Exercise directions:
Leave out every picture, then transcribe the rest of the listing exactly.

^^^^^^^^

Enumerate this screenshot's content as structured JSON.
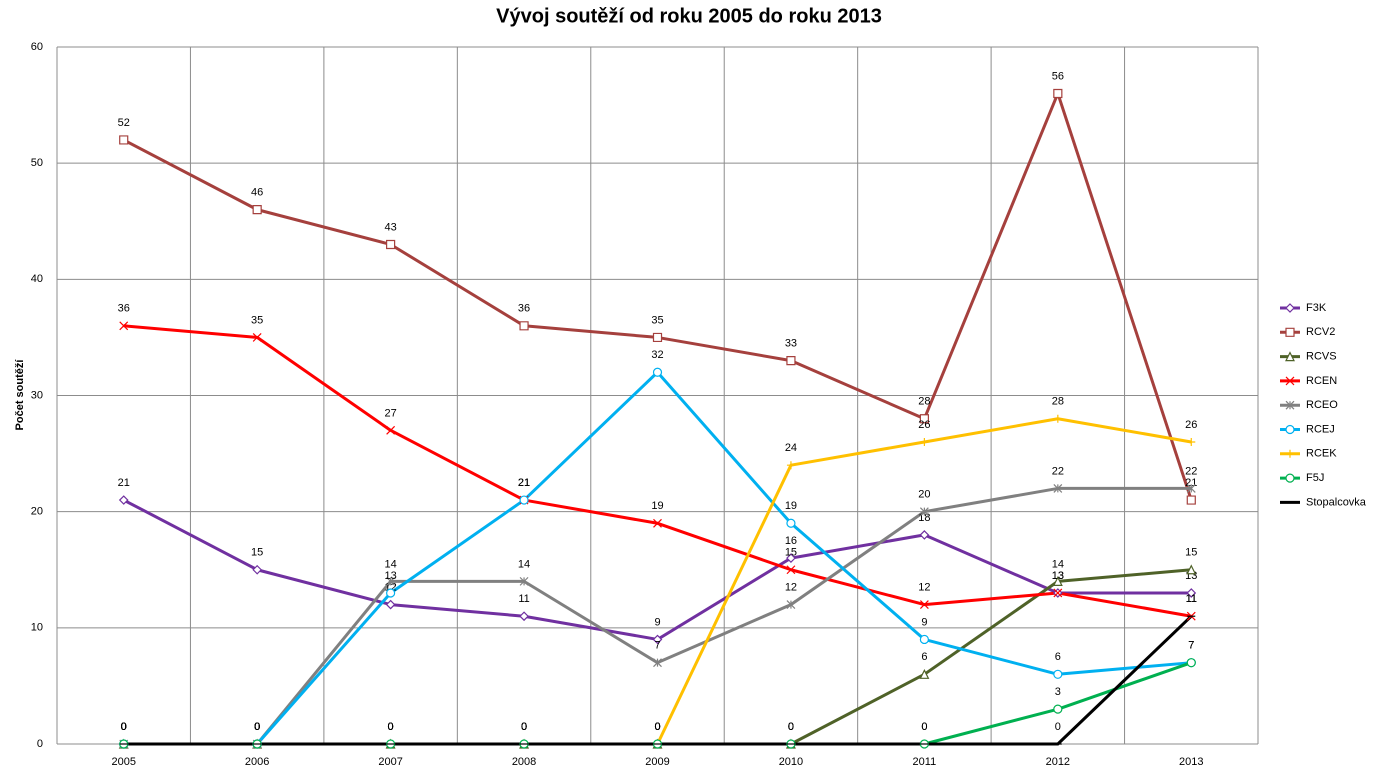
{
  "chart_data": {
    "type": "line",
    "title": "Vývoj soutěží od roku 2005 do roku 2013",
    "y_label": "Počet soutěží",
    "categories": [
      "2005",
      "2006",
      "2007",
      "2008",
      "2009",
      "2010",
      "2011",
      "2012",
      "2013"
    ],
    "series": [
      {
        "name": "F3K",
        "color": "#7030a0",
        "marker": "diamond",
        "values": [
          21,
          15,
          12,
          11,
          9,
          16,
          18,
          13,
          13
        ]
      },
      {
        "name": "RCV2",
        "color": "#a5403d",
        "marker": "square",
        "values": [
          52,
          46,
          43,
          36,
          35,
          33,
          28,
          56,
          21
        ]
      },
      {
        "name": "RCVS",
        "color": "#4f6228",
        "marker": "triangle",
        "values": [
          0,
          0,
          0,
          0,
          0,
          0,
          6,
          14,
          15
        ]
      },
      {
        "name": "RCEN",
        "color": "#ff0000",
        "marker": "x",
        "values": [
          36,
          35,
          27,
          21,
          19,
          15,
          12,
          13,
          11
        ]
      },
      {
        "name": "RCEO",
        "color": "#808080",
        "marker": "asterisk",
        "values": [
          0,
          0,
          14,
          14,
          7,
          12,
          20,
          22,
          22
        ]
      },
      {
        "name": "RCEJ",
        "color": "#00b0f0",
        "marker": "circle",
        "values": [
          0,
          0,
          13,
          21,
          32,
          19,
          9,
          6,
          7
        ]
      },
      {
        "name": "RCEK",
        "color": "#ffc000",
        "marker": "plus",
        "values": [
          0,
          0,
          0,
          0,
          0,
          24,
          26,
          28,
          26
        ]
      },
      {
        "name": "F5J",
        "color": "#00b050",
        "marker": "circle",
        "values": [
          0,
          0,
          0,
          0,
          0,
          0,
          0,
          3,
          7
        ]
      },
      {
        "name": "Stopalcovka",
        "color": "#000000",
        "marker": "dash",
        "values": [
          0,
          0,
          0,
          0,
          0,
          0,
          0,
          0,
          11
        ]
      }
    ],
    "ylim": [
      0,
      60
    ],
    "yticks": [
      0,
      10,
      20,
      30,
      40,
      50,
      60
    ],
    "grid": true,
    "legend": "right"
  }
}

^^^^^^^^

Response:
Enumerate this screenshot's content as structured JSON.
{
  "chart_data": {
    "type": "line",
    "title": "Vývoj soutěží od roku 2005 do roku 2013",
    "y_label": "Počet soutěží",
    "categories": [
      "2005",
      "2006",
      "2007",
      "2008",
      "2009",
      "2010",
      "2011",
      "2012",
      "2013"
    ],
    "series": [
      {
        "name": "F3K",
        "color": "#7030a0",
        "marker": "diamond",
        "values": [
          21,
          15,
          12,
          11,
          9,
          16,
          18,
          13,
          13
        ]
      },
      {
        "name": "RCV2",
        "color": "#a5403d",
        "marker": "square",
        "values": [
          52,
          46,
          43,
          36,
          35,
          33,
          28,
          56,
          21
        ]
      },
      {
        "name": "RCVS",
        "color": "#4f6228",
        "marker": "triangle",
        "values": [
          0,
          0,
          0,
          0,
          0,
          0,
          6,
          14,
          15
        ]
      },
      {
        "name": "RCEN",
        "color": "#ff0000",
        "marker": "x",
        "values": [
          36,
          35,
          27,
          21,
          19,
          15,
          12,
          13,
          11
        ]
      },
      {
        "name": "RCEO",
        "color": "#808080",
        "marker": "asterisk",
        "values": [
          0,
          0,
          14,
          14,
          7,
          12,
          20,
          22,
          22
        ]
      },
      {
        "name": "RCEJ",
        "color": "#00b0f0",
        "marker": "circle",
        "values": [
          0,
          0,
          13,
          21,
          32,
          19,
          9,
          6,
          7
        ]
      },
      {
        "name": "RCEK",
        "color": "#ffc000",
        "marker": "plus",
        "values": [
          0,
          0,
          0,
          0,
          0,
          24,
          26,
          28,
          26
        ]
      },
      {
        "name": "F5J",
        "color": "#00b050",
        "marker": "circle",
        "values": [
          0,
          0,
          0,
          0,
          0,
          0,
          0,
          3,
          7
        ]
      },
      {
        "name": "Stopalcovka",
        "color": "#000000",
        "marker": "dash",
        "values": [
          0,
          0,
          0,
          0,
          0,
          0,
          0,
          0,
          11
        ]
      }
    ],
    "ylim": [
      0,
      60
    ],
    "yticks": [
      0,
      10,
      20,
      30,
      40,
      50,
      60
    ],
    "grid": true,
    "legend": "right"
  }
}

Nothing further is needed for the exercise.